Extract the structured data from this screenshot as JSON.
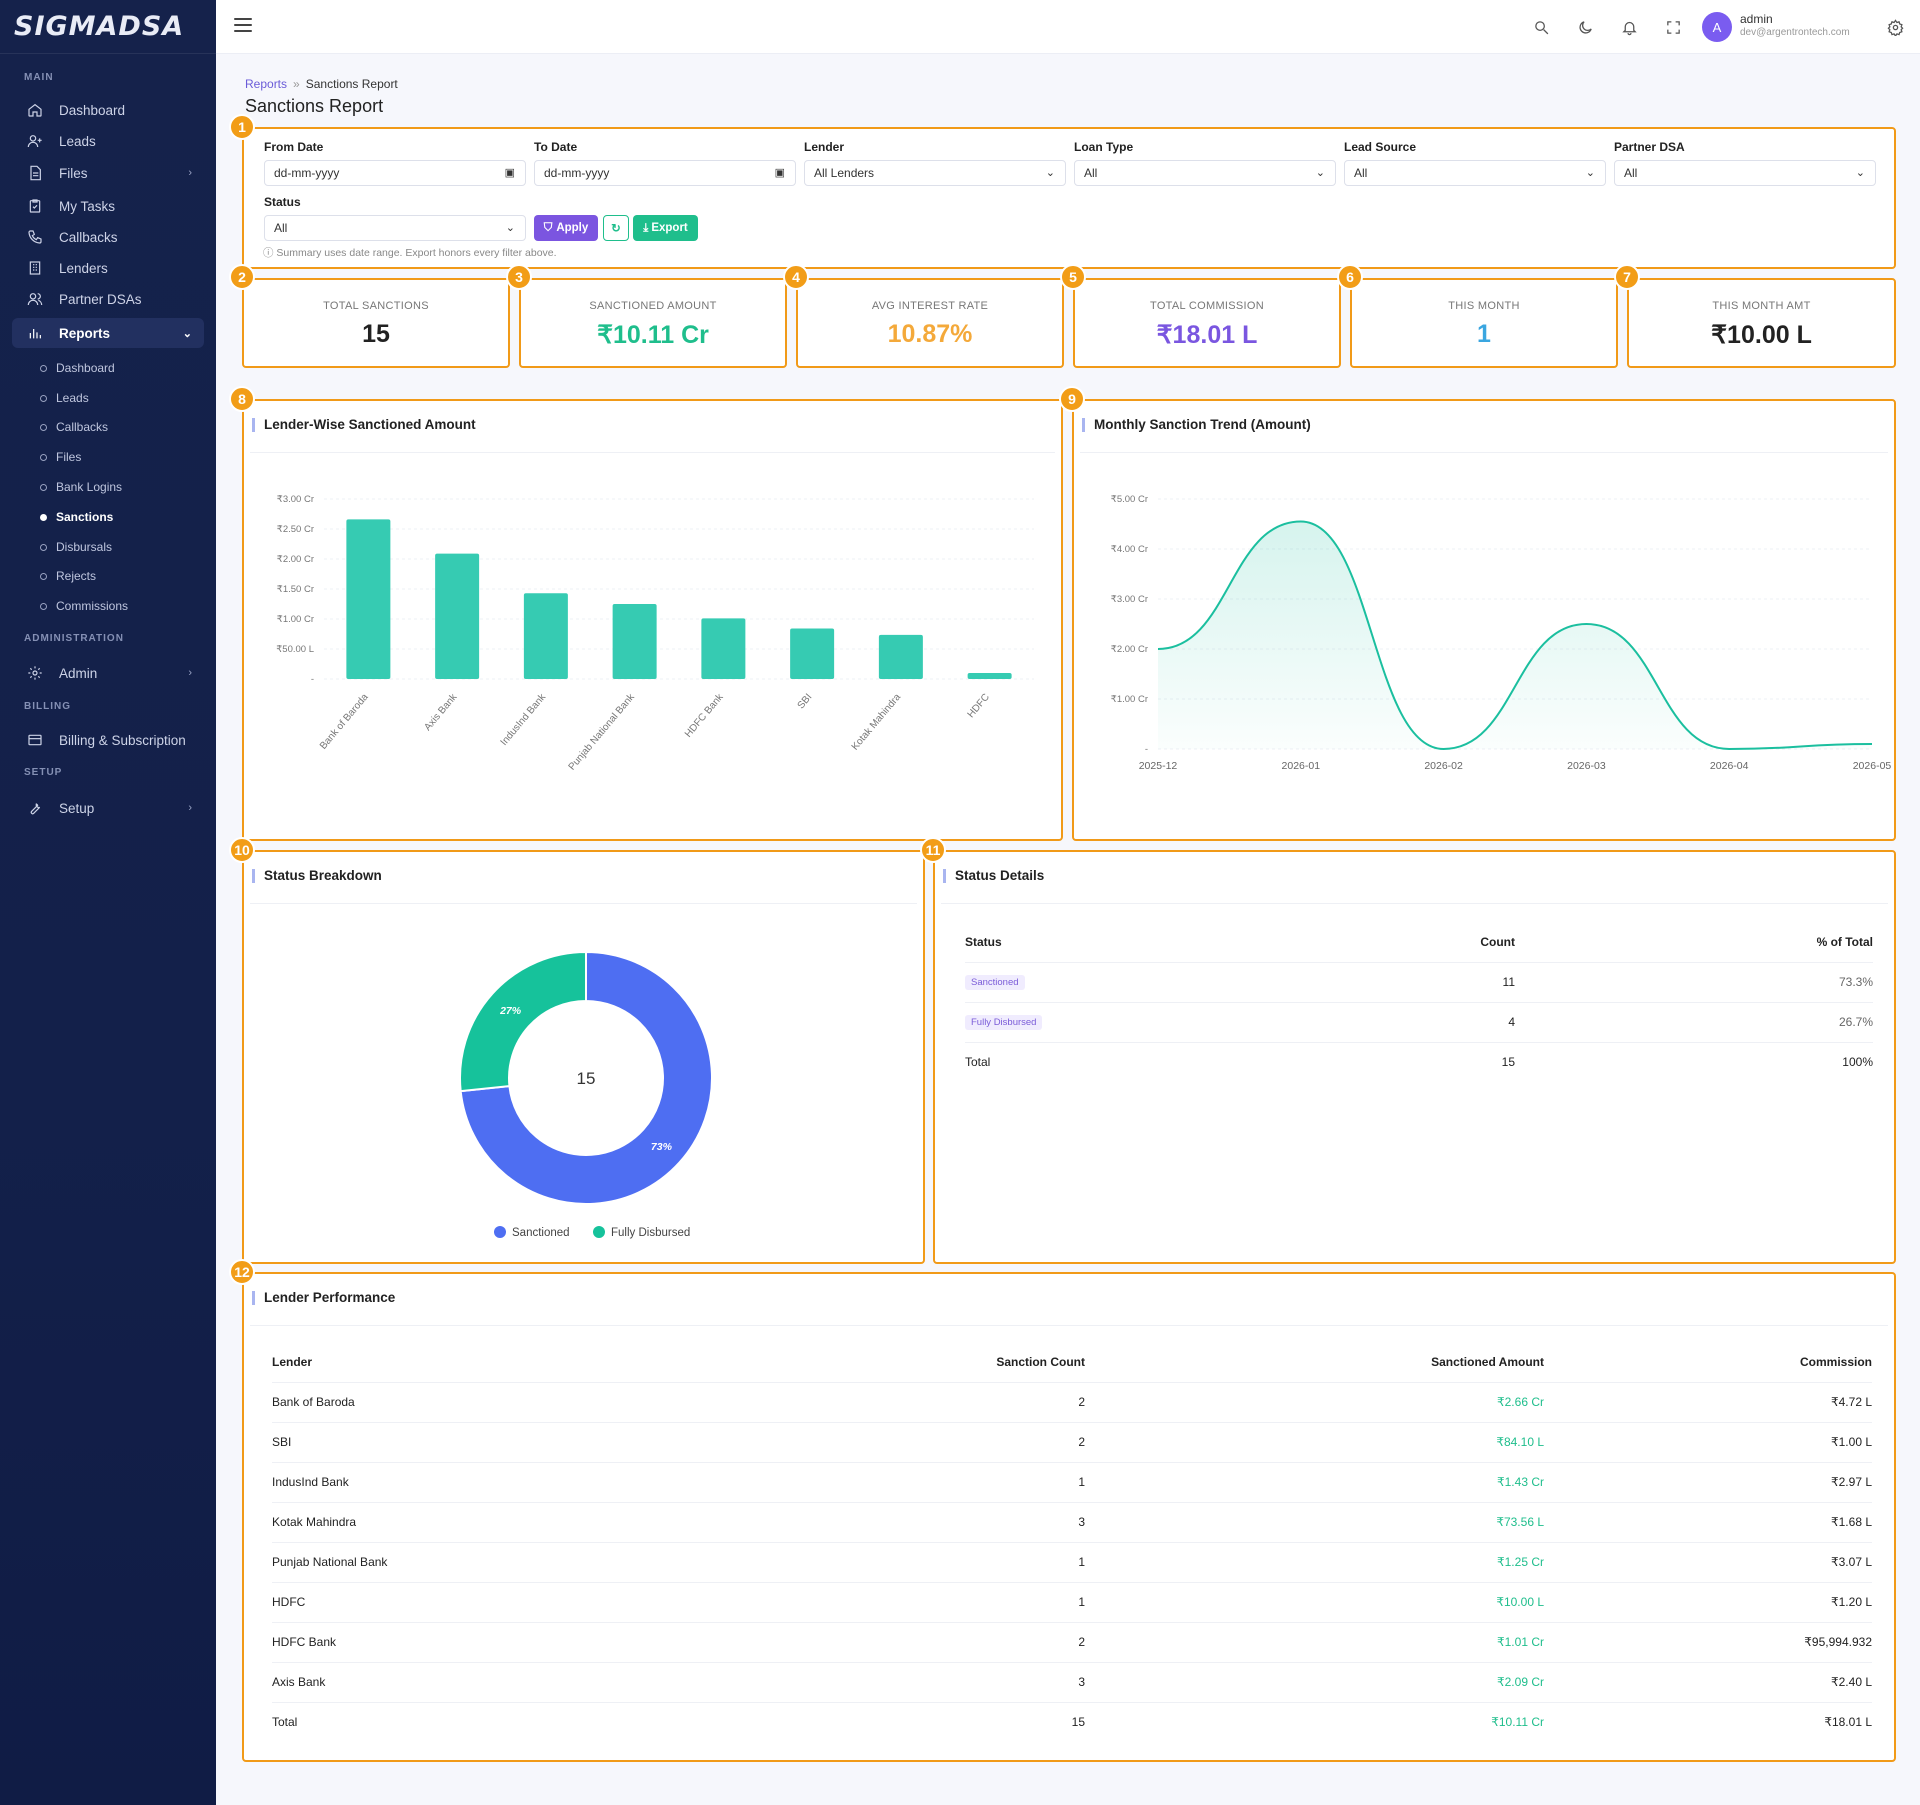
{
  "brand": {
    "logo": "SIGMADSA"
  },
  "sidebar": {
    "sections": {
      "main": "MAIN",
      "administration": "ADMINISTRATION",
      "billing": "BILLING",
      "setup": "SETUP"
    },
    "items": [
      {
        "label": "Dashboard",
        "icon": "home-icon"
      },
      {
        "label": "Leads",
        "icon": "user-plus-icon"
      },
      {
        "label": "Files",
        "icon": "file-icon"
      },
      {
        "label": "My Tasks",
        "icon": "clipboard-icon"
      },
      {
        "label": "Callbacks",
        "icon": "phone-icon"
      },
      {
        "label": "Lenders",
        "icon": "building-icon"
      },
      {
        "label": "Partner DSAs",
        "icon": "users-icon"
      },
      {
        "label": "Reports",
        "icon": "bar-chart-icon"
      }
    ],
    "report_subitems": [
      "Dashboard",
      "Leads",
      "Callbacks",
      "Files",
      "Bank Logins",
      "Sanctions",
      "Disbursals",
      "Rejects",
      "Commissions"
    ],
    "admin": "Admin",
    "billing_item": "Billing & Subscription",
    "setup_item": "Setup"
  },
  "topbar": {
    "user_name": "admin",
    "user_email": "dev@argentrontech.com",
    "avatar_letter": "A"
  },
  "breadcrumb": {
    "parent": "Reports",
    "sep": "»",
    "current": "Sanctions Report"
  },
  "page_title": "Sanctions Report",
  "annotation_badges": [
    "1",
    "2",
    "3",
    "4",
    "5",
    "6",
    "7",
    "8",
    "9",
    "10",
    "11",
    "12"
  ],
  "filters": {
    "from_date": {
      "label": "From Date",
      "value": "dd-mm-yyyy"
    },
    "to_date": {
      "label": "To Date",
      "value": "dd-mm-yyyy"
    },
    "lender": {
      "label": "Lender",
      "value": "All Lenders"
    },
    "loan_type": {
      "label": "Loan Type",
      "value": "All"
    },
    "lead_source": {
      "label": "Lead Source",
      "value": "All"
    },
    "partner_dsa": {
      "label": "Partner DSA",
      "value": "All"
    },
    "status": {
      "label": "Status",
      "value": "All"
    },
    "apply": "Apply",
    "export": "Export",
    "note": "ⓘ Summary uses date range. Export honors every filter above."
  },
  "kpis": [
    {
      "label": "TOTAL SANCTIONS",
      "value": "15",
      "color": "#222222"
    },
    {
      "label": "SANCTIONED AMOUNT",
      "value": "₹10.11 Cr",
      "color": "#1fbe8c"
    },
    {
      "label": "AVG INTEREST RATE",
      "value": "10.87%",
      "color": "#f4a93a"
    },
    {
      "label": "TOTAL COMMISSION",
      "value": "₹18.01 L",
      "color": "#7a56e0"
    },
    {
      "label": "THIS MONTH",
      "value": "1",
      "color": "#3aa6e0"
    },
    {
      "label": "THIS MONTH AMT",
      "value": "₹10.00 L",
      "color": "#222222"
    }
  ],
  "lender_chart": {
    "title": "Lender-Wise Sanctioned Amount"
  },
  "trend_chart": {
    "title": "Monthly Sanction Trend (Amount)"
  },
  "status_breakdown": {
    "title": "Status Breakdown",
    "center": "15",
    "legend": [
      "Sanctioned",
      "Fully Disbursed"
    ]
  },
  "status_details": {
    "title": "Status Details",
    "headers": [
      "Status",
      "Count",
      "% of Total"
    ],
    "rows": [
      {
        "status": "Sanctioned",
        "count": "11",
        "pct": "73.3%"
      },
      {
        "status": "Fully Disbursed",
        "count": "4",
        "pct": "26.7%"
      }
    ],
    "total": {
      "label": "Total",
      "count": "15",
      "pct": "100%"
    }
  },
  "lender_performance": {
    "title": "Lender Performance",
    "headers": [
      "Lender",
      "Sanction Count",
      "Sanctioned Amount",
      "Commission"
    ],
    "rows": [
      {
        "lender": "Bank of Baroda",
        "count": "2",
        "amount": "₹2.66 Cr",
        "commission": "₹4.72 L"
      },
      {
        "lender": "SBI",
        "count": "2",
        "amount": "₹84.10 L",
        "commission": "₹1.00 L"
      },
      {
        "lender": "IndusInd Bank",
        "count": "1",
        "amount": "₹1.43 Cr",
        "commission": "₹2.97 L"
      },
      {
        "lender": "Kotak Mahindra",
        "count": "3",
        "amount": "₹73.56 L",
        "commission": "₹1.68 L"
      },
      {
        "lender": "Punjab National Bank",
        "count": "1",
        "amount": "₹1.25 Cr",
        "commission": "₹3.07 L"
      },
      {
        "lender": "HDFC",
        "count": "1",
        "amount": "₹10.00 L",
        "commission": "₹1.20 L"
      },
      {
        "lender": "HDFC Bank",
        "count": "2",
        "amount": "₹1.01 Cr",
        "commission": "₹95,994.932"
      },
      {
        "lender": "Axis Bank",
        "count": "3",
        "amount": "₹2.09 Cr",
        "commission": "₹2.40 L"
      }
    ],
    "total": {
      "label": "Total",
      "count": "15",
      "amount": "₹10.11 Cr",
      "commission": "₹18.01 L"
    }
  },
  "chart_data": [
    {
      "type": "bar",
      "categories": [
        "Bank of Baroda",
        "Axis Bank",
        "IndusInd Bank",
        "Punjab National Bank",
        "HDFC Bank",
        "SBI",
        "Kotak Mahindra",
        "HDFC"
      ],
      "values": [
        2.66,
        2.09,
        1.43,
        1.25,
        1.01,
        0.841,
        0.7356,
        0.1
      ],
      "value_unit": "Cr",
      "y_tick_labels": [
        "₹3.00 Cr",
        "₹2.50 Cr",
        "₹2.00 Cr",
        "₹1.50 Cr",
        "₹1.00 Cr",
        "₹50.00 L",
        "-"
      ],
      "ylim": [
        0,
        3
      ],
      "color": "#36cbb2",
      "grid": true
    },
    {
      "type": "area",
      "x": [
        "2025-12",
        "2026-01",
        "2026-02",
        "2026-03",
        "2026-04",
        "2026-05"
      ],
      "values": [
        2.0,
        4.55,
        0.0,
        2.5,
        0.0,
        0.1
      ],
      "value_unit": "Cr",
      "y_tick_labels": [
        "₹5.00 Cr",
        "₹4.00 Cr",
        "₹3.00 Cr",
        "₹2.00 Cr",
        "₹1.00 Cr",
        "-"
      ],
      "ylim": [
        0,
        5
      ],
      "color": "#1bbf9f",
      "grid": true
    },
    {
      "type": "pie",
      "categories": [
        "Sanctioned",
        "Fully Disbursed"
      ],
      "values": [
        11,
        4
      ],
      "labels": [
        "73%",
        "27%"
      ],
      "colors": [
        "#4e6ef2",
        "#16c29b"
      ],
      "legend": "bottom"
    }
  ]
}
------------
#### [Exercise instructions]
Leaving the pictures aside, transcribe the entire listing exactly.

#### [Answer to the exercise]
Extract the structured data from this screenshot as JSON.
{
  "brand": {
    "logo": "SIGMADSA"
  },
  "sidebar": {
    "sections": {
      "main": "MAIN",
      "administration": "ADMINISTRATION",
      "billing": "BILLING",
      "setup": "SETUP"
    },
    "items": [
      {
        "label": "Dashboard",
        "icon": "home-icon"
      },
      {
        "label": "Leads",
        "icon": "user-plus-icon"
      },
      {
        "label": "Files",
        "icon": "file-icon"
      },
      {
        "label": "My Tasks",
        "icon": "clipboard-icon"
      },
      {
        "label": "Callbacks",
        "icon": "phone-icon"
      },
      {
        "label": "Lenders",
        "icon": "building-icon"
      },
      {
        "label": "Partner DSAs",
        "icon": "users-icon"
      },
      {
        "label": "Reports",
        "icon": "bar-chart-icon"
      }
    ],
    "report_subitems": [
      "Dashboard",
      "Leads",
      "Callbacks",
      "Files",
      "Bank Logins",
      "Sanctions",
      "Disbursals",
      "Rejects",
      "Commissions"
    ],
    "admin": "Admin",
    "billing_item": "Billing & Subscription",
    "setup_item": "Setup"
  },
  "topbar": {
    "user_name": "admin",
    "user_email": "dev@argentrontech.com",
    "avatar_letter": "A"
  },
  "breadcrumb": {
    "parent": "Reports",
    "sep": "»",
    "current": "Sanctions Report"
  },
  "page_title": "Sanctions Report",
  "annotation_badges": [
    "1",
    "2",
    "3",
    "4",
    "5",
    "6",
    "7",
    "8",
    "9",
    "10",
    "11",
    "12"
  ],
  "filters": {
    "from_date": {
      "label": "From Date",
      "value": "dd-mm-yyyy"
    },
    "to_date": {
      "label": "To Date",
      "value": "dd-mm-yyyy"
    },
    "lender": {
      "label": "Lender",
      "value": "All Lenders"
    },
    "loan_type": {
      "label": "Loan Type",
      "value": "All"
    },
    "lead_source": {
      "label": "Lead Source",
      "value": "All"
    },
    "partner_dsa": {
      "label": "Partner DSA",
      "value": "All"
    },
    "status": {
      "label": "Status",
      "value": "All"
    },
    "apply": "Apply",
    "export": "Export",
    "note": "ⓘ Summary uses date range. Export honors every filter above."
  },
  "kpis": [
    {
      "label": "TOTAL SANCTIONS",
      "value": "15",
      "color": "#222222"
    },
    {
      "label": "SANCTIONED AMOUNT",
      "value": "₹10.11 Cr",
      "color": "#1fbe8c"
    },
    {
      "label": "AVG INTEREST RATE",
      "value": "10.87%",
      "color": "#f4a93a"
    },
    {
      "label": "TOTAL COMMISSION",
      "value": "₹18.01 L",
      "color": "#7a56e0"
    },
    {
      "label": "THIS MONTH",
      "value": "1",
      "color": "#3aa6e0"
    },
    {
      "label": "THIS MONTH AMT",
      "value": "₹10.00 L",
      "color": "#222222"
    }
  ],
  "lender_chart": {
    "title": "Lender-Wise Sanctioned Amount"
  },
  "trend_chart": {
    "title": "Monthly Sanction Trend (Amount)"
  },
  "status_breakdown": {
    "title": "Status Breakdown",
    "center": "15",
    "legend": [
      "Sanctioned",
      "Fully Disbursed"
    ]
  },
  "status_details": {
    "title": "Status Details",
    "headers": [
      "Status",
      "Count",
      "% of Total"
    ],
    "rows": [
      {
        "status": "Sanctioned",
        "count": "11",
        "pct": "73.3%"
      },
      {
        "status": "Fully Disbursed",
        "count": "4",
        "pct": "26.7%"
      }
    ],
    "total": {
      "label": "Total",
      "count": "15",
      "pct": "100%"
    }
  },
  "lender_performance": {
    "title": "Lender Performance",
    "headers": [
      "Lender",
      "Sanction Count",
      "Sanctioned Amount",
      "Commission"
    ],
    "rows": [
      {
        "lender": "Bank of Baroda",
        "count": "2",
        "amount": "₹2.66 Cr",
        "commission": "₹4.72 L"
      },
      {
        "lender": "SBI",
        "count": "2",
        "amount": "₹84.10 L",
        "commission": "₹1.00 L"
      },
      {
        "lender": "IndusInd Bank",
        "count": "1",
        "amount": "₹1.43 Cr",
        "commission": "₹2.97 L"
      },
      {
        "lender": "Kotak Mahindra",
        "count": "3",
        "amount": "₹73.56 L",
        "commission": "₹1.68 L"
      },
      {
        "lender": "Punjab National Bank",
        "count": "1",
        "amount": "₹1.25 Cr",
        "commission": "₹3.07 L"
      },
      {
        "lender": "HDFC",
        "count": "1",
        "amount": "₹10.00 L",
        "commission": "₹1.20 L"
      },
      {
        "lender": "HDFC Bank",
        "count": "2",
        "amount": "₹1.01 Cr",
        "commission": "₹95,994.932"
      },
      {
        "lender": "Axis Bank",
        "count": "3",
        "amount": "₹2.09 Cr",
        "commission": "₹2.40 L"
      }
    ],
    "total": {
      "label": "Total",
      "count": "15",
      "amount": "₹10.11 Cr",
      "commission": "₹18.01 L"
    }
  },
  "chart_data": [
    {
      "type": "bar",
      "categories": [
        "Bank of Baroda",
        "Axis Bank",
        "IndusInd Bank",
        "Punjab National Bank",
        "HDFC Bank",
        "SBI",
        "Kotak Mahindra",
        "HDFC"
      ],
      "values": [
        2.66,
        2.09,
        1.43,
        1.25,
        1.01,
        0.841,
        0.7356,
        0.1
      ],
      "value_unit": "Cr",
      "y_tick_labels": [
        "₹3.00 Cr",
        "₹2.50 Cr",
        "₹2.00 Cr",
        "₹1.50 Cr",
        "₹1.00 Cr",
        "₹50.00 L",
        "-"
      ],
      "ylim": [
        0,
        3
      ],
      "color": "#36cbb2",
      "grid": true
    },
    {
      "type": "area",
      "x": [
        "2025-12",
        "2026-01",
        "2026-02",
        "2026-03",
        "2026-04",
        "2026-05"
      ],
      "values": [
        2.0,
        4.55,
        0.0,
        2.5,
        0.0,
        0.1
      ],
      "value_unit": "Cr",
      "y_tick_labels": [
        "₹5.00 Cr",
        "₹4.00 Cr",
        "₹3.00 Cr",
        "₹2.00 Cr",
        "₹1.00 Cr",
        "-"
      ],
      "ylim": [
        0,
        5
      ],
      "color": "#1bbf9f",
      "grid": true
    },
    {
      "type": "pie",
      "categories": [
        "Sanctioned",
        "Fully Disbursed"
      ],
      "values": [
        11,
        4
      ],
      "labels": [
        "73%",
        "27%"
      ],
      "colors": [
        "#4e6ef2",
        "#16c29b"
      ],
      "legend": "bottom"
    }
  ]
}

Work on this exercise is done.